Material supplied:
=-=-=

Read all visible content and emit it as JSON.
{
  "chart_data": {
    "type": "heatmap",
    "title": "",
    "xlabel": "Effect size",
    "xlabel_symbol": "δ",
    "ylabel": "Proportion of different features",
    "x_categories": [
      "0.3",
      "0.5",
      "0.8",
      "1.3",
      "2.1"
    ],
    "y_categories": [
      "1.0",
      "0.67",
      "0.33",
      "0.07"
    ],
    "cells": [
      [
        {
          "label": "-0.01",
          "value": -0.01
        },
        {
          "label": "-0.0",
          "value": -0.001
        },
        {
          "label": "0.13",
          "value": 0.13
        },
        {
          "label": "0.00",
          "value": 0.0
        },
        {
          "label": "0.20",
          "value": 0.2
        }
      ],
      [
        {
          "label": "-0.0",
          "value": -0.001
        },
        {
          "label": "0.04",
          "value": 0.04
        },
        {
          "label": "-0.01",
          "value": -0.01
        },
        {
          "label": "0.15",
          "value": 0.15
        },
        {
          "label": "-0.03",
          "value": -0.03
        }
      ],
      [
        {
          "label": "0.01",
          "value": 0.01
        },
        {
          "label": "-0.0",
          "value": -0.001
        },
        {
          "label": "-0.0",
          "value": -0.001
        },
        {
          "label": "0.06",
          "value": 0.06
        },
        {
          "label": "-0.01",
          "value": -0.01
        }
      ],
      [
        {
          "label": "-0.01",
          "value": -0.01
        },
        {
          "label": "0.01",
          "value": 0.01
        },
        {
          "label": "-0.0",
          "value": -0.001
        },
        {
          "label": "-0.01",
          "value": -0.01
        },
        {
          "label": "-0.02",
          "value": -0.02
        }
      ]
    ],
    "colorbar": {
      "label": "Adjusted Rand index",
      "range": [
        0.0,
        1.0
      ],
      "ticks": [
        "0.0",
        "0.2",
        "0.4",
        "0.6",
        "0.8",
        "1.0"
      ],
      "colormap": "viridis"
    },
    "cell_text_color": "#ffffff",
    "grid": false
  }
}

=-=-=

Exercise goal: Above are the records; copy all of them exactly.

Solution:
Read all visible content and emit it as JSON.
{
  "chart_data": {
    "type": "heatmap",
    "title": "",
    "xlabel": "Effect size",
    "xlabel_symbol": "δ",
    "ylabel": "Proportion of different features",
    "x_categories": [
      "0.3",
      "0.5",
      "0.8",
      "1.3",
      "2.1"
    ],
    "y_categories": [
      "1.0",
      "0.67",
      "0.33",
      "0.07"
    ],
    "cells": [
      [
        {
          "label": "-0.01",
          "value": -0.01
        },
        {
          "label": "-0.0",
          "value": -0.001
        },
        {
          "label": "0.13",
          "value": 0.13
        },
        {
          "label": "0.00",
          "value": 0.0
        },
        {
          "label": "0.20",
          "value": 0.2
        }
      ],
      [
        {
          "label": "-0.0",
          "value": -0.001
        },
        {
          "label": "0.04",
          "value": 0.04
        },
        {
          "label": "-0.01",
          "value": -0.01
        },
        {
          "label": "0.15",
          "value": 0.15
        },
        {
          "label": "-0.03",
          "value": -0.03
        }
      ],
      [
        {
          "label": "0.01",
          "value": 0.01
        },
        {
          "label": "-0.0",
          "value": -0.001
        },
        {
          "label": "-0.0",
          "value": -0.001
        },
        {
          "label": "0.06",
          "value": 0.06
        },
        {
          "label": "-0.01",
          "value": -0.01
        }
      ],
      [
        {
          "label": "-0.01",
          "value": -0.01
        },
        {
          "label": "0.01",
          "value": 0.01
        },
        {
          "label": "-0.0",
          "value": -0.001
        },
        {
          "label": "-0.01",
          "value": -0.01
        },
        {
          "label": "-0.02",
          "value": -0.02
        }
      ]
    ],
    "colorbar": {
      "label": "Adjusted Rand index",
      "range": [
        0.0,
        1.0
      ],
      "ticks": [
        "0.0",
        "0.2",
        "0.4",
        "0.6",
        "0.8",
        "1.0"
      ],
      "colormap": "viridis"
    },
    "cell_text_color": "#ffffff",
    "grid": false
  }
}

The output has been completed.